[Collected data entries]
>>>>>

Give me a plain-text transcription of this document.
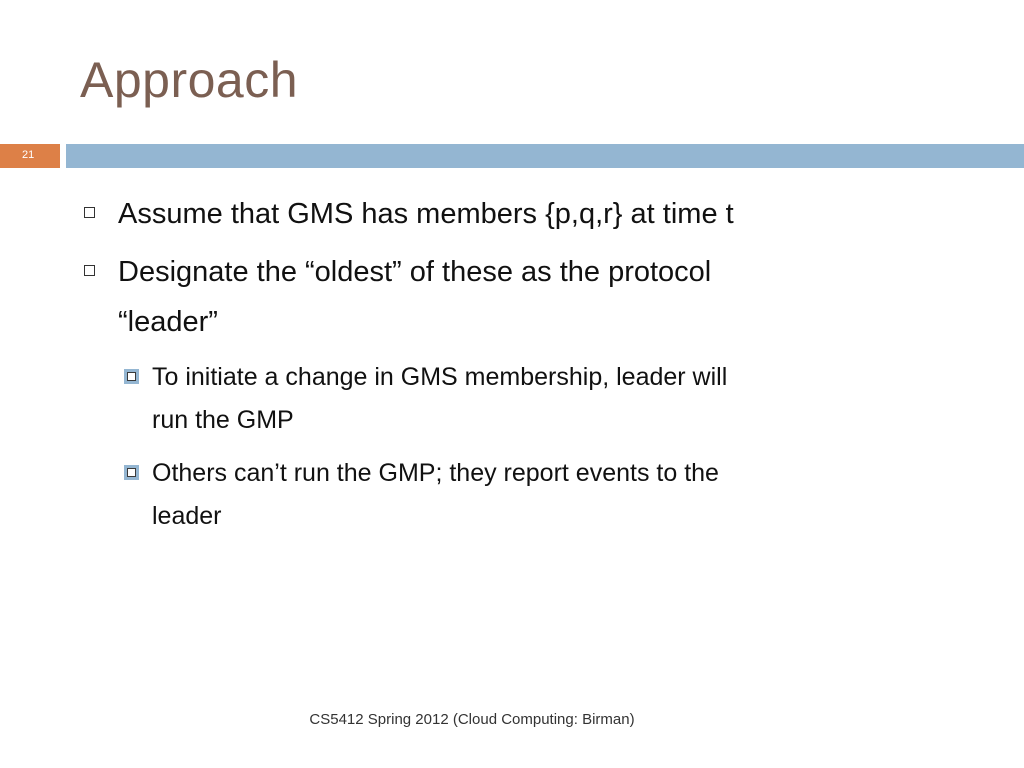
Approach
21
Assume that GMS has members {p,q,r} at time t
Designate the “oldest” of these as the protocol
“leader”
To initiate a change in GMS membership, leader will
run the GMP
Others can’t run the GMP; they report events to the
leader
CS5412 Spring 2012 (Cloud Computing: Birman)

<<<<<

Write the full listing out again with every line unchanged, but include no pictures.

## RESPONSE TO THIS EXERCISE:
Give me a plain-text transcription of this document.
Approach
21
Assume that GMS has members {p,q,r} at time t
Designate the “oldest” of these as the protocol
“leader”
To initiate a change in GMS membership, leader will
run the GMP
Others can’t run the GMP; they report events to the
leader
CS5412 Spring 2012 (Cloud Computing: Birman)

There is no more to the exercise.